Your instructions -> Reproduce the listing word for word, beginning at its first line and stopping after the line that contains "1701, 542, 1900]".

Dataset entries ->
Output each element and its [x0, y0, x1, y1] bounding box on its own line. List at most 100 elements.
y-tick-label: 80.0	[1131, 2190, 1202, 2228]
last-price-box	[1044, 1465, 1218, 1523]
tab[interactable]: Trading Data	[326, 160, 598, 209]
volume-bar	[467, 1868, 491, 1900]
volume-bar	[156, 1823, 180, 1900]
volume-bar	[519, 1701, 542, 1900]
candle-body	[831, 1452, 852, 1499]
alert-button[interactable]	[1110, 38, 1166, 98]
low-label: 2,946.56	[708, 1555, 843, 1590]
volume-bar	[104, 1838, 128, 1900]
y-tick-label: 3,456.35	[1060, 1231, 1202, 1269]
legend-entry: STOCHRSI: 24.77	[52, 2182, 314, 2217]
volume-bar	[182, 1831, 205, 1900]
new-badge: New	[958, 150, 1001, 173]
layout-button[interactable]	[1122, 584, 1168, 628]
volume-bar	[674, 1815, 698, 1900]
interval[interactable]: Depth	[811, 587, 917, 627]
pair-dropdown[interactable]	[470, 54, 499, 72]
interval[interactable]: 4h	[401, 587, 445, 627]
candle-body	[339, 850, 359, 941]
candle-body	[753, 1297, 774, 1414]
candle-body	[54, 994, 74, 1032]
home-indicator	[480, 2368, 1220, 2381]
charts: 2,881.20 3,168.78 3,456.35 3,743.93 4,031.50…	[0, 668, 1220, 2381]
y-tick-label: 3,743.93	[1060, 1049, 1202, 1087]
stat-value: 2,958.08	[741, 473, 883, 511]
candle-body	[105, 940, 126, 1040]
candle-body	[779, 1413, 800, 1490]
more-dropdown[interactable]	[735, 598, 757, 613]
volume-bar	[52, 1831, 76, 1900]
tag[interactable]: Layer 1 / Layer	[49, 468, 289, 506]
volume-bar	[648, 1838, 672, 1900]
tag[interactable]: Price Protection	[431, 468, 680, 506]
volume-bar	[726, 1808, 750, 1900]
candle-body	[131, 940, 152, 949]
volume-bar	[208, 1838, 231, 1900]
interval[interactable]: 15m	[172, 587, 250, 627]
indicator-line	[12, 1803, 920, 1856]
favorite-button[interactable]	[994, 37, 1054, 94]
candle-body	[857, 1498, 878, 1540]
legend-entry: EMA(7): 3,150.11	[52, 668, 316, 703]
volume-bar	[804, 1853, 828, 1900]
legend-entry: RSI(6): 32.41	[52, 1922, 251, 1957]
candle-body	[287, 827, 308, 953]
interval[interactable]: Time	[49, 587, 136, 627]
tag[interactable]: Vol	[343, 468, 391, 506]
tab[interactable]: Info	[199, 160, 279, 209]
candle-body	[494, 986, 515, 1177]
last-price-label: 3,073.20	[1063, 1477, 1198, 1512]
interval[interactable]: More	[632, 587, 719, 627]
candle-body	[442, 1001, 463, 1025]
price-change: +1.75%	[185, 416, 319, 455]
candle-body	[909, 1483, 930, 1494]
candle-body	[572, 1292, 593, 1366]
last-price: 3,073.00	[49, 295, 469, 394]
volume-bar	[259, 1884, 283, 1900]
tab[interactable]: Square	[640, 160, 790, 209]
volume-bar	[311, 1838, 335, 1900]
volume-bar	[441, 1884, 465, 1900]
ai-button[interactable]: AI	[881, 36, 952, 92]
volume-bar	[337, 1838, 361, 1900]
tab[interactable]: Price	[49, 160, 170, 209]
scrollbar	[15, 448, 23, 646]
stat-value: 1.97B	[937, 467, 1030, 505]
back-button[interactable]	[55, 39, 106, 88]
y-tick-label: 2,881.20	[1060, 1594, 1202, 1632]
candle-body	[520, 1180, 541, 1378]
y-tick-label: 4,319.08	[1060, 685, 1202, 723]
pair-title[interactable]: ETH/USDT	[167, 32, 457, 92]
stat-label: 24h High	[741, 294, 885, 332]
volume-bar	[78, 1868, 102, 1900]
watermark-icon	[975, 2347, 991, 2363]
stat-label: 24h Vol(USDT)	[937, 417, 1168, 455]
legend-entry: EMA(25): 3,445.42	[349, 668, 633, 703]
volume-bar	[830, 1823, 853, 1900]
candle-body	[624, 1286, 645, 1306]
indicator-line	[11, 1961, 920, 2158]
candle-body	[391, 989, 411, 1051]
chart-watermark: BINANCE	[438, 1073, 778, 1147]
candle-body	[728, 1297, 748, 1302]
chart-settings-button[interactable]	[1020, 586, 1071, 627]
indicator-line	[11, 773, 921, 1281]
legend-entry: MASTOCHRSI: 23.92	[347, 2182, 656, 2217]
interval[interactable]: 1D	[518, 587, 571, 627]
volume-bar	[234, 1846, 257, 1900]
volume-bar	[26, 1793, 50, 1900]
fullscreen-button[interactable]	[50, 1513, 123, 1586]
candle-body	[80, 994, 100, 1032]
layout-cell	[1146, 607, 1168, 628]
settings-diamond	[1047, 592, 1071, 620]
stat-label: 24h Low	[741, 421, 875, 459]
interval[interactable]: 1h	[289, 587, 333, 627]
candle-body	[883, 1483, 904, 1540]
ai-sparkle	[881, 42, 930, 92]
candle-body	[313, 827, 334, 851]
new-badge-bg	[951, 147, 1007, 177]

Exercise solution ->
Output each element and its [x0, y0, x1, y1] bounding box on its own line. List at most 100 elements.
y-tick-label: 80.0	[1131, 2190, 1202, 2228]
last-price-box	[1044, 1465, 1218, 1523]
tab[interactable]: Trading Data	[326, 160, 598, 209]
volume-bar	[467, 1868, 491, 1900]
volume-bar	[156, 1823, 180, 1900]
volume-bar	[519, 1701, 542, 1900]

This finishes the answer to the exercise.